> _取り組む課題_
1/ 側弯症の文章から、「ですが、実際には側弯症の角度」から「線写真を何回も撮影しました。」までを一字一句そのまま書き写してください。
2/ 側弯症の文章の続きを、最後の文の後から書き進めてください。

子供の脊柱側弯症
「カイロプラクティック教育研究団体の3年間に渡る研究によると、軽度側弯症の子供たちに対して行われたカイロプラクティックのアジャストメントの結果、脊柱の側弯が減少したことが報告されました。」
このことを確認するため、元の論文を探したのですが、結果的に上記内容が謝りであることが分かりました。
この研究は、カイロプラクティックによる全脊柱のアジャストメント、Heel-Lifts(靴のかかとを持ち上げることによる矯正)、および姿勢カウンセリングにより9-12歳の軽度突発性側弯症(コブ角※20度以下、その他複雑な症状を持たない)の子供たちを対象としています。
※コブ角(Cobb Angle)は、側弯の程度を角度で表したもので、X線写真から傾きの大きな脊椎の椎体上端と下端の角度になります。(写真参照)
対象者には、全身のX線写真撮影および、1年間に渡ってカイロプラクティックのアジャストメントが行われました。42人が1年間のコースを終了し、フォローアップとして再度X線写真が撮影されました。
結果として、脊柱の側弯が改善されたと判断できるデータは得られなかったと結論づけられています。
ですが、実際には側弯症の角度を無理やり矯正することは、あまり好ましい結果を導きません。
自分がロサンゼルスのクリニックで勤務していた時ですが、側弯症の矯正のために背骨に金属のロッドを入れる手術を行い、その後再び背中や首の痛みなどを訴えて、カイロプラクティックを受けに来る方のX線写真を何回も撮影しました。
残念ながら、金属のロッドなどで背骨を矯正されていると、カイロプラクティックでは手も足も出ません。何も手術が行われていない脊椎だけを対象にするしか方法がないため、できることが限られてしまいます。

> _検討するデータ_
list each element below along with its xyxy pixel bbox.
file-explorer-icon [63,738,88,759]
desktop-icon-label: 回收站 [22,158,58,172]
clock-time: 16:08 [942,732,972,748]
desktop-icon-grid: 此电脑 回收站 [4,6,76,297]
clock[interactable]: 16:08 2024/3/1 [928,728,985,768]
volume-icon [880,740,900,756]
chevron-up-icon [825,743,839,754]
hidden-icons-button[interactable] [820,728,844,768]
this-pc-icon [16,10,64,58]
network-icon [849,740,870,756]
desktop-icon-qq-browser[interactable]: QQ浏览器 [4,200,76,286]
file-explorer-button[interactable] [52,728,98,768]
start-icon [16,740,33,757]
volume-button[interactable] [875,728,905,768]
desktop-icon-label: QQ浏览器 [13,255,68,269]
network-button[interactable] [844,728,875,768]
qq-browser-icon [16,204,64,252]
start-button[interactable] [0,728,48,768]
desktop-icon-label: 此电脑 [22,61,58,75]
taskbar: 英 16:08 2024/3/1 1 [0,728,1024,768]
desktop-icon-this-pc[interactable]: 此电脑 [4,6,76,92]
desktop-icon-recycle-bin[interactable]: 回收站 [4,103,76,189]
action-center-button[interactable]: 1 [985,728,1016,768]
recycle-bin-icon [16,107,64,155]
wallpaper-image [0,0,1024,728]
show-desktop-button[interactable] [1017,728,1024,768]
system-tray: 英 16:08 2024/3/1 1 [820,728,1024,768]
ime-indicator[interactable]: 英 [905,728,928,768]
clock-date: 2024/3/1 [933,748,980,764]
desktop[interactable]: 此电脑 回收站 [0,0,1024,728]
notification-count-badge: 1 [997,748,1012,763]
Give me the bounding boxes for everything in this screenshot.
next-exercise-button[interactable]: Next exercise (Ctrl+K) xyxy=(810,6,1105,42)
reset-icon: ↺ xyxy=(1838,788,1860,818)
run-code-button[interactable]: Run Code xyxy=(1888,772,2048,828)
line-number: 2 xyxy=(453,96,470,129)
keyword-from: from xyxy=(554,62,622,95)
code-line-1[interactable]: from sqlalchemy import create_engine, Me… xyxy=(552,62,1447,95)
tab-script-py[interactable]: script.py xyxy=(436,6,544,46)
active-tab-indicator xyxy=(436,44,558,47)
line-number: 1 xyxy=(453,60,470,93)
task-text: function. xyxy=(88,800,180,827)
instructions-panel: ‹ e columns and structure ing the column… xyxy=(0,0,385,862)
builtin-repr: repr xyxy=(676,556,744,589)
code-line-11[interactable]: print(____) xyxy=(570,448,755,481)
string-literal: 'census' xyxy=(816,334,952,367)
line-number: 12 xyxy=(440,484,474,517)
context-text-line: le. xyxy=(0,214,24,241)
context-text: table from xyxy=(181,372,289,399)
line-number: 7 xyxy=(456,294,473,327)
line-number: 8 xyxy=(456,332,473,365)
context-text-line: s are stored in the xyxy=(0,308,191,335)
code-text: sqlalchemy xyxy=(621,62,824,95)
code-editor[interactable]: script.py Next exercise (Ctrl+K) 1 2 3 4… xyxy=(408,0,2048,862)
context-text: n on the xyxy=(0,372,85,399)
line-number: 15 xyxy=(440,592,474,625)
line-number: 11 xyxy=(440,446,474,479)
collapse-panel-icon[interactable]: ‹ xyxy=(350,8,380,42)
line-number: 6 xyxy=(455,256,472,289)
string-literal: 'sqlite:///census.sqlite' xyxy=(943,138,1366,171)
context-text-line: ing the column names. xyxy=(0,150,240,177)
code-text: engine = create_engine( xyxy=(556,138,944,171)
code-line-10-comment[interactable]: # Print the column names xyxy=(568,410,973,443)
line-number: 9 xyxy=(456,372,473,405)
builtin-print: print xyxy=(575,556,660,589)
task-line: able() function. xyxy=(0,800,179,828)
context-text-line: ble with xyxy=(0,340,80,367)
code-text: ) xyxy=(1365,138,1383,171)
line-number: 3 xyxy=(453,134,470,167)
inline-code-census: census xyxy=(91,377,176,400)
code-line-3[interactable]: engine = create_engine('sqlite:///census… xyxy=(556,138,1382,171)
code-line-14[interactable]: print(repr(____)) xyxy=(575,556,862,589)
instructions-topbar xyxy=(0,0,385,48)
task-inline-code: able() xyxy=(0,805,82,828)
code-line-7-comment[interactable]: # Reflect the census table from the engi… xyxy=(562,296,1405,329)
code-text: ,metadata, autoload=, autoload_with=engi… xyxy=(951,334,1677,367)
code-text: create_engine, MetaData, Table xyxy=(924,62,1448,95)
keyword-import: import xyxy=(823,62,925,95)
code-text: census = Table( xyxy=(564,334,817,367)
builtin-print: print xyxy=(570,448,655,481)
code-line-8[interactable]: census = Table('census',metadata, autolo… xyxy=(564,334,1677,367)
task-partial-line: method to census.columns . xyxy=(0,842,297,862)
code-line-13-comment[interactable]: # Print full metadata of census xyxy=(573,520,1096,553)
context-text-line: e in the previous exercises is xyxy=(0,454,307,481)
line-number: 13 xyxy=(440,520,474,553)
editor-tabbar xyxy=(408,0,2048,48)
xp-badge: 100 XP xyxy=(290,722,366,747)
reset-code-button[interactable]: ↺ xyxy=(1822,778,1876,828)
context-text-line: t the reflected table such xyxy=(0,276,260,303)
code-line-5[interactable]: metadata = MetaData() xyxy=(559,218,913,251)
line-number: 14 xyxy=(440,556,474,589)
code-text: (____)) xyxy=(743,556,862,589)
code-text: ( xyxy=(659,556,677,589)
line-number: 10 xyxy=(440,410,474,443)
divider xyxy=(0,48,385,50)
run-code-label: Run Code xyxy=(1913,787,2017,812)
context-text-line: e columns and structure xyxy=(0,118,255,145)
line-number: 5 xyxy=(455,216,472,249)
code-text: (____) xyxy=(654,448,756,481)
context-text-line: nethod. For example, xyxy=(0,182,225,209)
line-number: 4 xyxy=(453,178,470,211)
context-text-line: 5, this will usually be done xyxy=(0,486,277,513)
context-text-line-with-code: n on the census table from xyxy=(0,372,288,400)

> _課題別の解答_
1/
ですが、実際には側弯症の角度を無理やり矯正することは、あまり好ましい結果を導きません。
自分がロサンゼルスのクリニックで勤務していた時ですが、側弯症の矯正のために背骨に金属のロッドを入れる手術を行い、その後再び背中や首の痛みなどを訴えて、カイロプラクティックを受けに来る方のX線写真を何回も撮影しました。

2/
一方で、20度を超えるかなりの側弯症の方でも、定期的にカイロプラクティックのケアを受けている方は、X線写真では驚くほど曲がっていますが、手術を受けることなく体調を維持している方を何人も見ました。
カイロプラクティックでは、突発性脊柱側弯症のような構造的な脊柱側弯(Structual Scoliosis)に対しては、脊柱をまっすぐに矯正するような対応を行いません。基本的にはカーブをスムーズに保つように対応を行っていきます。
また、一時的な筋肉の緊張や萎縮、骨盤や腰椎の歪みなどの場合による、機能的側弯(Functional Scoliosis)の場合は、早めに対応することによりかなりの確率で改善することができます。
側弯症の可能性を簡単に確認する方法として、アダムステスト(Adam's Test)があります。以下リンク先の記事も参考にしてください。まっすぐ立った状態で脊柱が側弯していても、前傾した際に背中が平らになれば、機能的側弯症と考えられます。